- _Directive_: Reproduce the material in full, exactly as written.
━━━━━━━━━━━━━━━━
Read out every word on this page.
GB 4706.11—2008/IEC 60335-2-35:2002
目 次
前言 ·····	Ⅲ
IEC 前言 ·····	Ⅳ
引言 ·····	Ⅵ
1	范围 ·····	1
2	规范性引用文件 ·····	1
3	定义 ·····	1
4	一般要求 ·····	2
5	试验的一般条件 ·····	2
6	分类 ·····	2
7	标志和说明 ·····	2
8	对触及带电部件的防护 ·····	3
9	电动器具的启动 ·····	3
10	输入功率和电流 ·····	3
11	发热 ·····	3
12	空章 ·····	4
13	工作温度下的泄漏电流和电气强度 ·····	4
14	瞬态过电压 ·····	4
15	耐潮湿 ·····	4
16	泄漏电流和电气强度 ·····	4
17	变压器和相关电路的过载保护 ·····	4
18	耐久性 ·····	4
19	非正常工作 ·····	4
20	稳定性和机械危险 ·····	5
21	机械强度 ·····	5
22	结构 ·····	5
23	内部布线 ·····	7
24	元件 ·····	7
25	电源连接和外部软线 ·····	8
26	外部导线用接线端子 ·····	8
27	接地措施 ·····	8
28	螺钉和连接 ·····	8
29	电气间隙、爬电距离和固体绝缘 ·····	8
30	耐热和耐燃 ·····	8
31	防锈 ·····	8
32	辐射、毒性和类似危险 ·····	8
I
━━━━━━━━━━━━━━━━
- _Task response_:
Read out every word on this page.
GB 4706.11—2008/IEC 60335-2-35:2002
目 次
前言 ·····	Ⅲ
IEC 前言 ·····	Ⅳ
引言 ·····	Ⅵ
1	范围 ·····	1
2	规范性引用文件 ·····	1
3	定义 ·····	1
4	一般要求 ·····	2
5	试验的一般条件 ·····	2
6	分类 ·····	2
7	标志和说明 ·····	2
8	对触及带电部件的防护 ·····	3
9	电动器具的启动 ·····	3
10	输入功率和电流 ·····	3
11	发热 ·····	3
12	空章 ·····	4
13	工作温度下的泄漏电流和电气强度 ·····	4
14	瞬态过电压 ·····	4
15	耐潮湿 ·····	4
16	泄漏电流和电气强度 ·····	4
17	变压器和相关电路的过载保护 ·····	4
18	耐久性 ·····	4
19	非正常工作 ·····	4
20	稳定性和机械危险 ·····	5
21	机械强度 ·····	5
22	结构 ·····	5
23	内部布线 ·····	7
24	元件 ·····	7
25	电源连接和外部软线 ·····	8
26	外部导线用接线端子 ·····	8
27	接地措施 ·····	8
28	螺钉和连接 ·····	8
29	电气间隙、爬电距离和固体绝缘 ·····	8
30	耐热和耐燃 ·····	8
31	防锈 ·····	8
32	辐射、毒性和类似危险 ·····	8
I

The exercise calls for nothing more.